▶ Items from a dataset
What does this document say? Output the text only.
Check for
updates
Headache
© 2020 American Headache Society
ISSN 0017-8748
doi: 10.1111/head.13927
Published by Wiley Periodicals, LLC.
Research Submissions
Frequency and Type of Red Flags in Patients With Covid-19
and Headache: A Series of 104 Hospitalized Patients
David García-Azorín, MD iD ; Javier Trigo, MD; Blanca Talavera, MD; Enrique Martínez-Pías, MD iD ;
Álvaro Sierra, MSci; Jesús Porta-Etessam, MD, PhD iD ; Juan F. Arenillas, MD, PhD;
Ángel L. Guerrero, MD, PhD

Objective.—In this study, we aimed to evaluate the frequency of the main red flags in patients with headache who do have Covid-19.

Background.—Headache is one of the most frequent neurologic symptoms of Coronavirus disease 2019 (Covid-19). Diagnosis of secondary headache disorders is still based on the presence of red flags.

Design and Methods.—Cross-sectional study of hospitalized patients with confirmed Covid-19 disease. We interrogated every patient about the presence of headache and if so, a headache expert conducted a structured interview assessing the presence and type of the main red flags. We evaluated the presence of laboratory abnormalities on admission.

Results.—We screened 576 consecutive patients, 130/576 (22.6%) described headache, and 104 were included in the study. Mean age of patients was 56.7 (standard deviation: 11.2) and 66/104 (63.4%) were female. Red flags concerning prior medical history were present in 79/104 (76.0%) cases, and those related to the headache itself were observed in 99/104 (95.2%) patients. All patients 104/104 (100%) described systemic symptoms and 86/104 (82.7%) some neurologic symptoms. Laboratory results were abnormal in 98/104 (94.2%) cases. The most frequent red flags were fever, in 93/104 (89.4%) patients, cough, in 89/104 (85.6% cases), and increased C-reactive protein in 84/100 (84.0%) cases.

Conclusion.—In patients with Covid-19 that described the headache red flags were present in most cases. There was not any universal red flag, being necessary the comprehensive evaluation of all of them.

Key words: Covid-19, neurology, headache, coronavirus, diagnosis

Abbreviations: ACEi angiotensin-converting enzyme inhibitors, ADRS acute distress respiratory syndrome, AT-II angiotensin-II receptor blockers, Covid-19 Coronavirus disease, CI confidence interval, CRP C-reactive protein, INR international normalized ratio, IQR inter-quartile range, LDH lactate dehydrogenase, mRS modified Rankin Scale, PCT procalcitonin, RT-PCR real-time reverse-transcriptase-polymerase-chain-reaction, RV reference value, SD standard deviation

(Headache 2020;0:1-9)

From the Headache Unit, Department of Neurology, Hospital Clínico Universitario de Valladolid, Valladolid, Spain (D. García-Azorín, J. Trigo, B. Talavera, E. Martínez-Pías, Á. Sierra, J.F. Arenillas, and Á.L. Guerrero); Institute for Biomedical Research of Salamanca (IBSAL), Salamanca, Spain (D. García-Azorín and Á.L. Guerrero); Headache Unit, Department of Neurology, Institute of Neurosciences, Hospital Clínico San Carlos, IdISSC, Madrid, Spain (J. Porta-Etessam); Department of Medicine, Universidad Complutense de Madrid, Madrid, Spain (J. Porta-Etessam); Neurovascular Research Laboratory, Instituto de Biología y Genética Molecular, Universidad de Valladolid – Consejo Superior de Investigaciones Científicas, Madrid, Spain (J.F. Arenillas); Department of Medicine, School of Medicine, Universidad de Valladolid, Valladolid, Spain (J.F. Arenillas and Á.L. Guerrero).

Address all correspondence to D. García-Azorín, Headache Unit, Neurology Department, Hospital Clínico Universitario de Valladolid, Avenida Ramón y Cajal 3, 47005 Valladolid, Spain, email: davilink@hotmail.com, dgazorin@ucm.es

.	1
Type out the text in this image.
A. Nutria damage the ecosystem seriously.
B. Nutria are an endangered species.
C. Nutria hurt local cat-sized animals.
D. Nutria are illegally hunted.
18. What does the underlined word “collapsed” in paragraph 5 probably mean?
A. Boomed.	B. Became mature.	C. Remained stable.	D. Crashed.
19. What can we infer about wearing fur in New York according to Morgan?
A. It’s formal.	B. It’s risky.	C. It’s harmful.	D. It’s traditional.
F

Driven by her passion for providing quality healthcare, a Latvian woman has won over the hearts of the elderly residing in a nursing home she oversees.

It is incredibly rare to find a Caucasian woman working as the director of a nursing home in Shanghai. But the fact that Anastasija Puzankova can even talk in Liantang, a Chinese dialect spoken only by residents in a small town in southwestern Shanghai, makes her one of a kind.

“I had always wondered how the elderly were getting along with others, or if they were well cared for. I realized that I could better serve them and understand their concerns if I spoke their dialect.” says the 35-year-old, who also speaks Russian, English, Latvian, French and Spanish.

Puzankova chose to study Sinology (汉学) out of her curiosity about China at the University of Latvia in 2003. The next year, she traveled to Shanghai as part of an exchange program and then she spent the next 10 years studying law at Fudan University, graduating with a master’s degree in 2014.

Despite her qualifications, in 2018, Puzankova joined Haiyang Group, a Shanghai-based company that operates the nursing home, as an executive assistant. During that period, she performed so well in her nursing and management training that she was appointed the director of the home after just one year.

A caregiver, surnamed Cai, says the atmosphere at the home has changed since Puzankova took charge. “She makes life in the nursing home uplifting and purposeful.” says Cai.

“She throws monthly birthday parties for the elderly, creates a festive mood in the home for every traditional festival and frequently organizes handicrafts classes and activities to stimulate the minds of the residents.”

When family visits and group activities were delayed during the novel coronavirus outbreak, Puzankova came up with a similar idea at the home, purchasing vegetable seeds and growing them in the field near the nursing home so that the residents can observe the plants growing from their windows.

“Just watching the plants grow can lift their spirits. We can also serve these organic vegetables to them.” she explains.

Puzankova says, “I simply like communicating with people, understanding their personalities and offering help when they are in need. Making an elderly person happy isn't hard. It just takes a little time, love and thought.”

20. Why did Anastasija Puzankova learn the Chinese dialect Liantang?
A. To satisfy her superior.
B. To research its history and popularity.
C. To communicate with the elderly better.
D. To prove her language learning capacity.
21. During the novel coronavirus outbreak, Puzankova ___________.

▶ EXERCISE GOAL
Each line in the data that holds the string "presence" should be found and copied.

▶ THE ANSWER
Background.—Headache is one of the most frequent neurologic symptoms of Coronavirus disease 2019 (Covid-19). Diagnosis of secondary headache disorders is still based on the presence of red flags.
Design and Methods.—Cross-sectional study of hospitalized patients with confirmed Covid-19 disease. We interrogated every patient about the presence of headache and if so, a headache expert conducted a structured interview assessing the presence and type of the main red flags. We evaluated the presence of laboratory abnormalities on admission.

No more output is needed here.